# THE PROBLEM:
Pick out every line in the data below that holds "this".

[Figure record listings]
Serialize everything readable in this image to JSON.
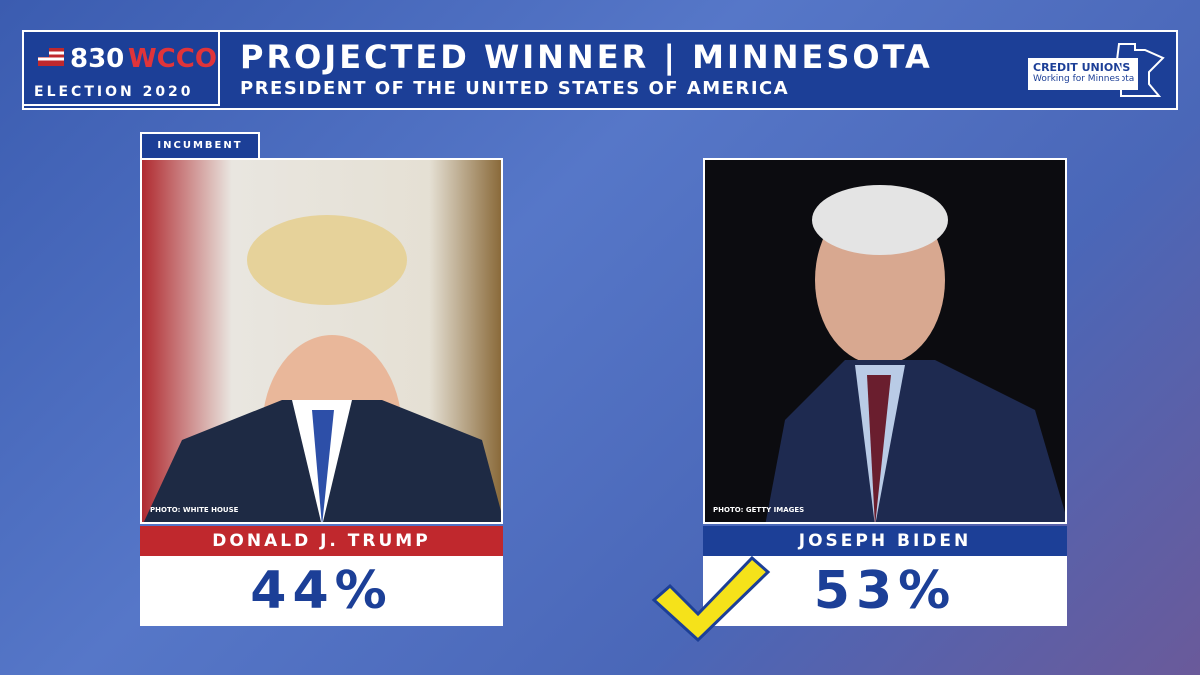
{
  "header": {
    "station_number": "830",
    "station_name": "WCCO",
    "event": "ELECTION 2020",
    "title": "PROJECTED WINNER | MINNESOTA",
    "subtitle": "PRESIDENT OF THE UNITED STATES OF AMERICA",
    "sponsor": {
      "name": "CREDIT UNIONS",
      "tagline": "Working for Minnesota"
    }
  },
  "candidates": [
    {
      "tag": "INCUMBENT",
      "photo_credit": "PHOTO: WHITE HOUSE",
      "name": "DONALD J. TRUMP",
      "share": "44%"
    },
    {
      "photo_credit": "PHOTO: GETTY IMAGES",
      "name": "JOSEPH BIDEN",
      "share": "53%"
    }
  ]
}
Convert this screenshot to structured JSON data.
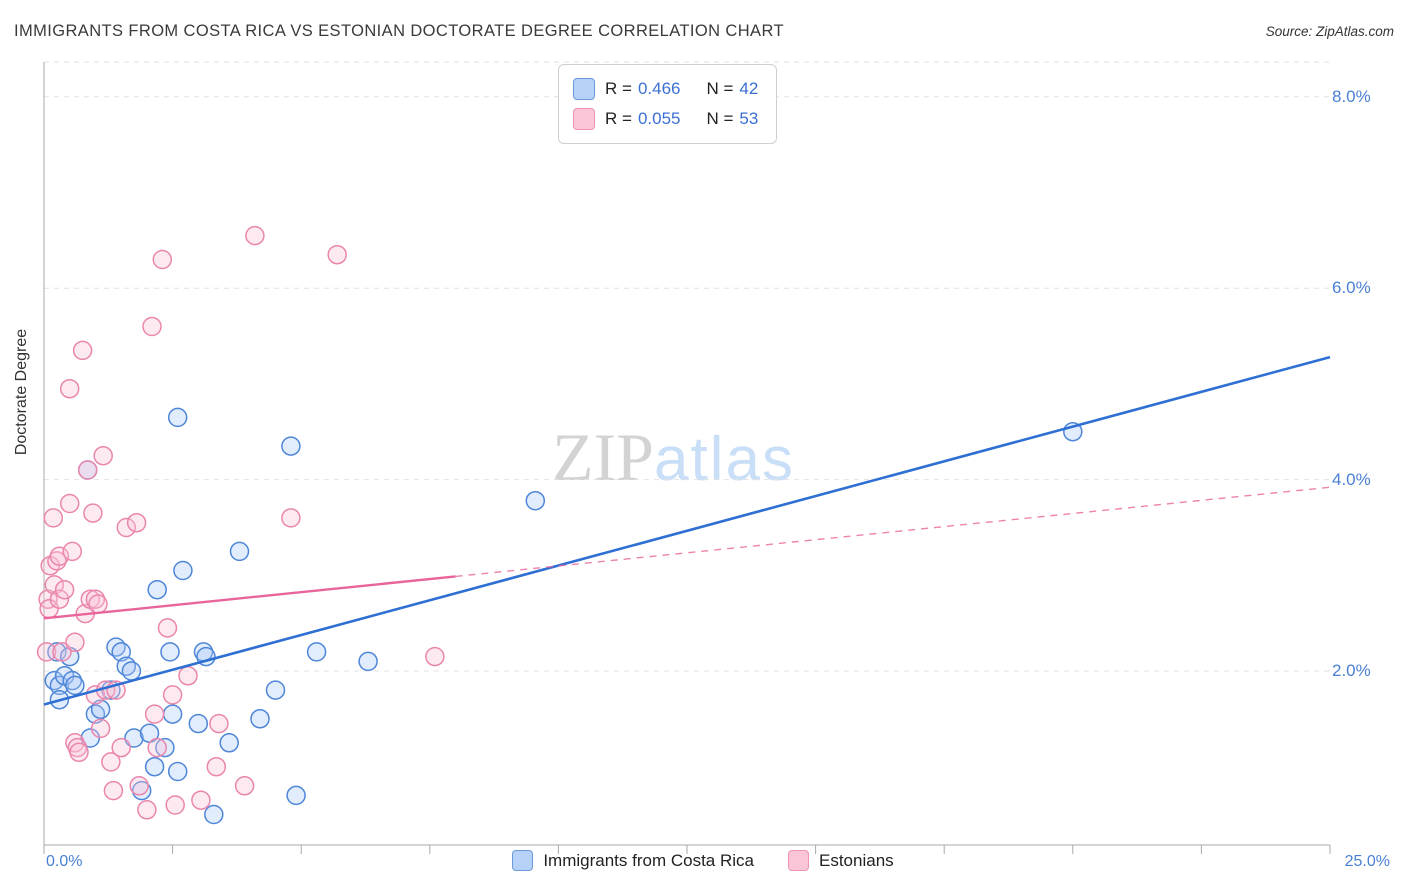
{
  "header": {
    "title": "IMMIGRANTS FROM COSTA RICA VS ESTONIAN DOCTORATE DEGREE CORRELATION CHART",
    "source": "Source: ZipAtlas.com"
  },
  "watermark": {
    "zip": "ZIP",
    "atlas": "atlas"
  },
  "legend_box": {
    "r_label": "R =",
    "n_label": "N ="
  },
  "axes": {
    "y_title": "Doctorate Degree",
    "y_ticks": [
      "8.0%",
      "6.0%",
      "4.0%",
      "2.0%"
    ],
    "x_min_label": "0.0%",
    "x_max_label": "25.0%"
  },
  "chart_data": {
    "type": "scatter",
    "title": "Immigrants from Costa Rica vs Estonian Doctorate Degree Correlation Chart",
    "xlabel": "Immigrants from Costa Rica (%)",
    "ylabel": "Doctorate Degree",
    "xlim": [
      0,
      25
    ],
    "ylim": [
      0,
      8.4
    ],
    "y_gridlines": [
      2,
      4,
      6,
      8
    ],
    "x_tick_step": 2.5,
    "legend_position": "top-center",
    "series": [
      {
        "id": "costa-rica",
        "name": "Immigrants from Costa Rica",
        "R": "0.466",
        "N": "42",
        "fill": "#a8c8f5",
        "stroke": "#4e86d8",
        "line": "#2e6fd3",
        "trend": {
          "x0": 0,
          "y0": 1.65,
          "x1": 25,
          "y1": 5.28,
          "style": "solid"
        },
        "points": [
          [
            0.2,
            1.9
          ],
          [
            0.25,
            2.2
          ],
          [
            0.3,
            1.85
          ],
          [
            0.4,
            1.95
          ],
          [
            0.5,
            2.15
          ],
          [
            0.55,
            1.9
          ],
          [
            0.6,
            1.85
          ],
          [
            0.3,
            1.7
          ],
          [
            0.9,
            1.3
          ],
          [
            1.0,
            1.55
          ],
          [
            1.1,
            1.6
          ],
          [
            1.3,
            1.8
          ],
          [
            1.4,
            2.25
          ],
          [
            1.5,
            2.2
          ],
          [
            1.6,
            2.05
          ],
          [
            1.7,
            2.0
          ],
          [
            1.75,
            1.3
          ],
          [
            1.9,
            0.75
          ],
          [
            2.05,
            1.35
          ],
          [
            2.15,
            1.0
          ],
          [
            2.2,
            2.85
          ],
          [
            2.35,
            1.2
          ],
          [
            2.5,
            1.55
          ],
          [
            2.45,
            2.2
          ],
          [
            2.6,
            0.95
          ],
          [
            2.7,
            3.05
          ],
          [
            3.0,
            1.45
          ],
          [
            3.1,
            2.2
          ],
          [
            3.15,
            2.15
          ],
          [
            3.3,
            0.5
          ],
          [
            3.6,
            1.25
          ],
          [
            3.8,
            3.25
          ],
          [
            4.2,
            1.5
          ],
          [
            4.5,
            1.8
          ],
          [
            4.9,
            0.7
          ],
          [
            5.3,
            2.2
          ],
          [
            6.3,
            2.1
          ],
          [
            2.6,
            4.65
          ],
          [
            4.8,
            4.35
          ],
          [
            9.55,
            3.78
          ],
          [
            20.0,
            4.5
          ],
          [
            0.85,
            4.1
          ]
        ]
      },
      {
        "id": "estonians",
        "name": "Estonians",
        "R": "0.055",
        "N": "53",
        "fill": "#f9c4d6",
        "stroke": "#ea86ac",
        "line": "#e8649a",
        "trend": {
          "x0": 0,
          "y0": 2.55,
          "x1": 25,
          "y1": 3.92,
          "solid_until": 8,
          "style": "solid-then-dashed"
        },
        "points": [
          [
            0.05,
            2.2
          ],
          [
            0.08,
            2.75
          ],
          [
            0.1,
            2.65
          ],
          [
            0.12,
            3.1
          ],
          [
            0.18,
            3.6
          ],
          [
            0.2,
            2.9
          ],
          [
            0.25,
            3.15
          ],
          [
            0.3,
            3.2
          ],
          [
            0.3,
            2.75
          ],
          [
            0.35,
            2.2
          ],
          [
            0.4,
            2.85
          ],
          [
            0.5,
            3.75
          ],
          [
            0.5,
            4.95
          ],
          [
            0.55,
            3.25
          ],
          [
            0.6,
            1.25
          ],
          [
            0.6,
            2.3
          ],
          [
            0.65,
            1.2
          ],
          [
            0.68,
            1.15
          ],
          [
            0.75,
            5.35
          ],
          [
            0.8,
            2.6
          ],
          [
            0.85,
            4.1
          ],
          [
            0.9,
            2.75
          ],
          [
            0.95,
            3.65
          ],
          [
            1.0,
            2.75
          ],
          [
            1.0,
            1.75
          ],
          [
            1.05,
            2.7
          ],
          [
            1.1,
            1.4
          ],
          [
            1.15,
            4.25
          ],
          [
            1.2,
            1.8
          ],
          [
            1.3,
            1.05
          ],
          [
            1.35,
            0.75
          ],
          [
            1.4,
            1.8
          ],
          [
            1.5,
            1.2
          ],
          [
            1.6,
            3.5
          ],
          [
            1.8,
            3.55
          ],
          [
            1.85,
            0.8
          ],
          [
            2.0,
            0.55
          ],
          [
            2.1,
            5.6
          ],
          [
            2.15,
            1.55
          ],
          [
            2.2,
            1.2
          ],
          [
            2.3,
            6.3
          ],
          [
            2.4,
            2.45
          ],
          [
            2.5,
            1.75
          ],
          [
            2.55,
            0.6
          ],
          [
            2.8,
            1.95
          ],
          [
            3.05,
            0.65
          ],
          [
            3.35,
            1.0
          ],
          [
            3.4,
            1.45
          ],
          [
            3.9,
            0.8
          ],
          [
            4.1,
            6.55
          ],
          [
            4.8,
            3.6
          ],
          [
            5.7,
            6.35
          ],
          [
            7.6,
            2.15
          ]
        ]
      }
    ]
  }
}
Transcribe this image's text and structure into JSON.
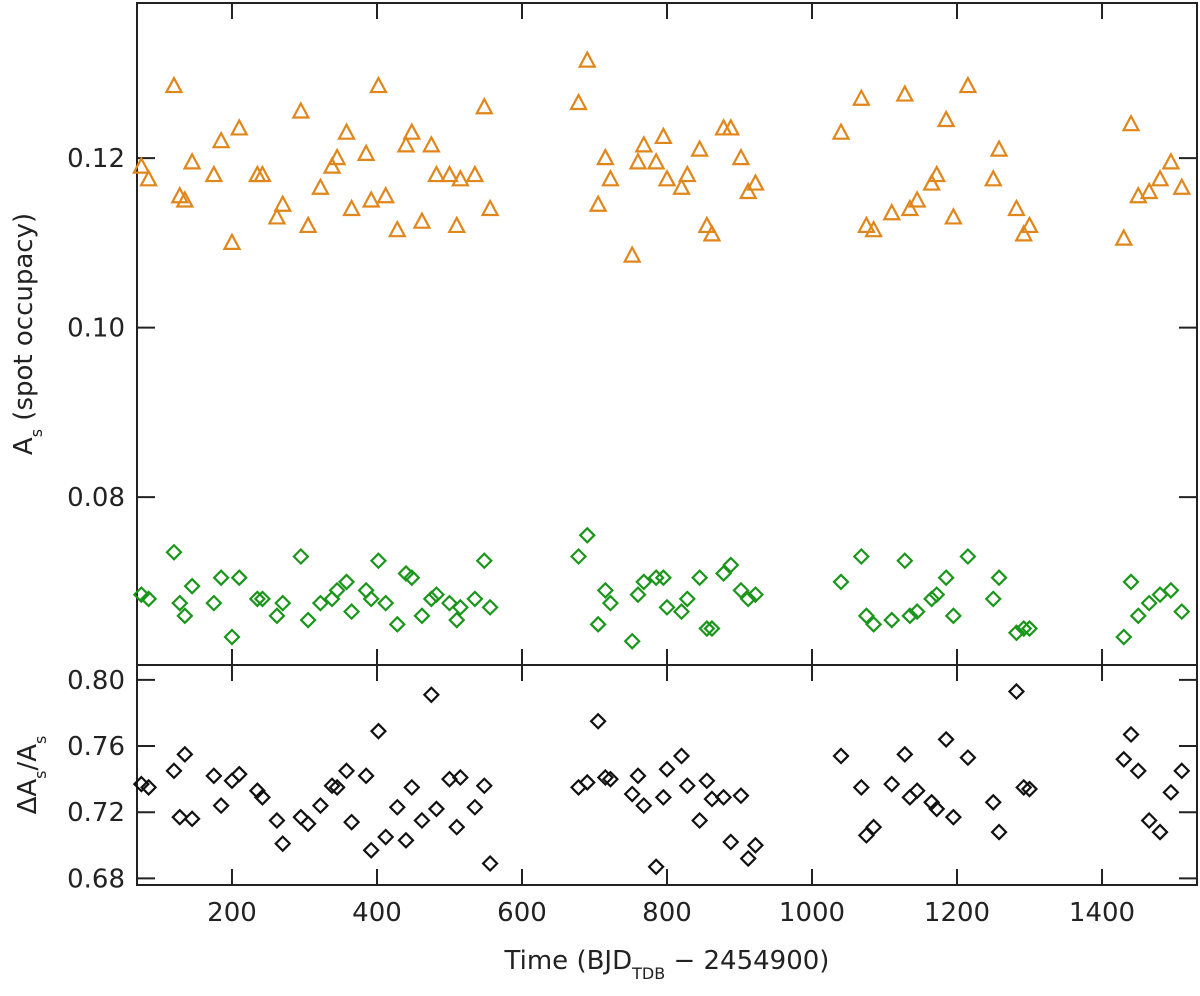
{
  "chart_data": [
    {
      "type": "scatter",
      "ylabel": [
        {
          "text": "A",
          "sub": false
        },
        {
          "text": "s",
          "sub": true
        },
        {
          "text": " (spot occupacy)",
          "sub": false
        }
      ],
      "xlim": [
        69,
        1531
      ],
      "xticks": [
        200,
        400,
        600,
        800,
        1000,
        1200,
        1400
      ],
      "ylim": [
        0.0602,
        0.1383
      ],
      "yticks": [
        {
          "value": 0.08,
          "label": "0.08"
        },
        {
          "value": 0.1,
          "label": "0.10"
        },
        {
          "value": 0.12,
          "label": "0.12"
        }
      ],
      "x": [
        75,
        85,
        120,
        128,
        135,
        145,
        175,
        185,
        200,
        210,
        235,
        242,
        262,
        270,
        295,
        305,
        322,
        338,
        345,
        358,
        365,
        385,
        392,
        402,
        412,
        428,
        440,
        448,
        462,
        475,
        482,
        500,
        510,
        515,
        535,
        548,
        556,
        678,
        690,
        705,
        715,
        722,
        752,
        760,
        768,
        785,
        795,
        800,
        820,
        828,
        845,
        855,
        862,
        878,
        888,
        902,
        912,
        922,
        1040,
        1068,
        1075,
        1085,
        1110,
        1128,
        1135,
        1145,
        1165,
        1172,
        1185,
        1195,
        1215,
        1250,
        1258,
        1282,
        1292,
        1300,
        1430,
        1440,
        1450,
        1465,
        1480,
        1495,
        1510
      ],
      "series": [
        {
          "marker": "triangle",
          "color": "#e0861a",
          "values": [
            0.119,
            0.1175,
            0.1285,
            0.1155,
            0.115,
            0.1195,
            0.118,
            0.122,
            0.11,
            0.1235,
            0.118,
            0.118,
            0.113,
            0.1145,
            0.1255,
            0.112,
            0.1165,
            0.119,
            0.12,
            0.123,
            0.114,
            0.1205,
            0.115,
            0.1285,
            0.1155,
            0.1115,
            0.1215,
            0.123,
            0.1125,
            0.1215,
            0.118,
            0.118,
            0.112,
            0.1175,
            0.118,
            0.126,
            0.114,
            0.1265,
            0.1315,
            0.1145,
            0.12,
            0.1175,
            0.1085,
            0.1195,
            0.1215,
            0.1195,
            0.1225,
            0.1175,
            0.1165,
            0.118,
            0.121,
            0.112,
            0.111,
            0.1235,
            0.1235,
            0.12,
            0.116,
            0.117,
            0.123,
            0.127,
            0.112,
            0.1115,
            0.1135,
            0.1275,
            0.114,
            0.115,
            0.117,
            0.118,
            0.1245,
            0.113,
            0.1285,
            0.1175,
            0.121,
            0.114,
            0.111,
            0.112,
            0.1105,
            0.124,
            0.1155,
            0.116,
            0.1175,
            0.1195,
            0.1165
          ]
        },
        {
          "marker": "diamond",
          "color": "#1a961a",
          "values": [
            0.0685,
            0.068,
            0.0735,
            0.0675,
            0.066,
            0.0695,
            0.0675,
            0.0705,
            0.0635,
            0.0705,
            0.068,
            0.068,
            0.066,
            0.0675,
            0.073,
            0.0655,
            0.0675,
            0.068,
            0.069,
            0.07,
            0.0665,
            0.069,
            0.068,
            0.0725,
            0.0675,
            0.065,
            0.071,
            0.0705,
            0.066,
            0.068,
            0.0685,
            0.0675,
            0.0655,
            0.067,
            0.068,
            0.0725,
            0.067,
            0.073,
            0.0755,
            0.065,
            0.069,
            0.0675,
            0.063,
            0.0685,
            0.07,
            0.0705,
            0.0705,
            0.067,
            0.0665,
            0.068,
            0.0705,
            0.0645,
            0.0645,
            0.071,
            0.072,
            0.069,
            0.068,
            0.0685,
            0.07,
            0.073,
            0.066,
            0.065,
            0.0655,
            0.0725,
            0.066,
            0.0665,
            0.068,
            0.0685,
            0.0705,
            0.066,
            0.073,
            0.068,
            0.0705,
            0.064,
            0.0645,
            0.0645,
            0.0635,
            0.07,
            0.066,
            0.0675,
            0.0685,
            0.069,
            0.0665
          ]
        }
      ]
    },
    {
      "type": "scatter",
      "ylabel": [
        {
          "text": "ΔA",
          "sub": false
        },
        {
          "text": "s",
          "sub": true
        },
        {
          "text": "/A",
          "sub": false
        },
        {
          "text": "s",
          "sub": true
        }
      ],
      "xlabel": [
        {
          "text": "Time (BJD",
          "sub": false
        },
        {
          "text": "TDB",
          "sub": true
        },
        {
          "text": " − 2454900)",
          "sub": false
        }
      ],
      "xlim": [
        69,
        1531
      ],
      "xticks": [
        200,
        400,
        600,
        800,
        1000,
        1200,
        1400
      ],
      "ylim": [
        0.676,
        0.809
      ],
      "yticks": [
        0.68,
        0.72,
        0.76,
        {
          "value": 0.8,
          "label": "0.80"
        }
      ],
      "x": [
        75,
        85,
        120,
        128,
        135,
        145,
        175,
        185,
        200,
        210,
        235,
        242,
        262,
        270,
        295,
        305,
        322,
        338,
        345,
        358,
        365,
        385,
        392,
        402,
        412,
        428,
        440,
        448,
        462,
        475,
        482,
        500,
        510,
        515,
        535,
        548,
        556,
        678,
        690,
        705,
        715,
        722,
        752,
        760,
        768,
        785,
        795,
        800,
        820,
        828,
        845,
        855,
        862,
        878,
        888,
        902,
        912,
        922,
        1040,
        1068,
        1075,
        1085,
        1110,
        1128,
        1135,
        1145,
        1165,
        1172,
        1185,
        1195,
        1215,
        1250,
        1258,
        1282,
        1292,
        1300,
        1430,
        1440,
        1450,
        1465,
        1480,
        1495,
        1510
      ],
      "series": [
        {
          "marker": "diamond",
          "color": "#111111",
          "values": [
            0.737,
            0.735,
            0.745,
            0.717,
            0.755,
            0.716,
            0.742,
            0.724,
            0.739,
            0.743,
            0.733,
            0.729,
            0.715,
            0.701,
            0.717,
            0.713,
            0.724,
            0.736,
            0.735,
            0.745,
            0.714,
            0.742,
            0.697,
            0.769,
            0.705,
            0.723,
            0.703,
            0.735,
            0.715,
            0.791,
            0.722,
            0.74,
            0.711,
            0.741,
            0.723,
            0.736,
            0.689,
            0.735,
            0.738,
            0.775,
            0.741,
            0.74,
            0.731,
            0.742,
            0.724,
            0.687,
            0.729,
            0.746,
            0.754,
            0.736,
            0.715,
            0.739,
            0.728,
            0.729,
            0.702,
            0.73,
            0.692,
            0.7,
            0.754,
            0.735,
            0.706,
            0.711,
            0.737,
            0.755,
            0.729,
            0.733,
            0.726,
            0.722,
            0.764,
            0.717,
            0.753,
            0.726,
            0.708,
            0.793,
            0.735,
            0.734,
            0.752,
            0.767,
            0.745,
            0.715,
            0.708,
            0.732,
            0.745
          ]
        }
      ]
    }
  ]
}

# ANSWER:
Serialize everything readable in this image to JSON.
Convert this screenshot to structured JSON data.
Transcribe this image's text and structure into JSON.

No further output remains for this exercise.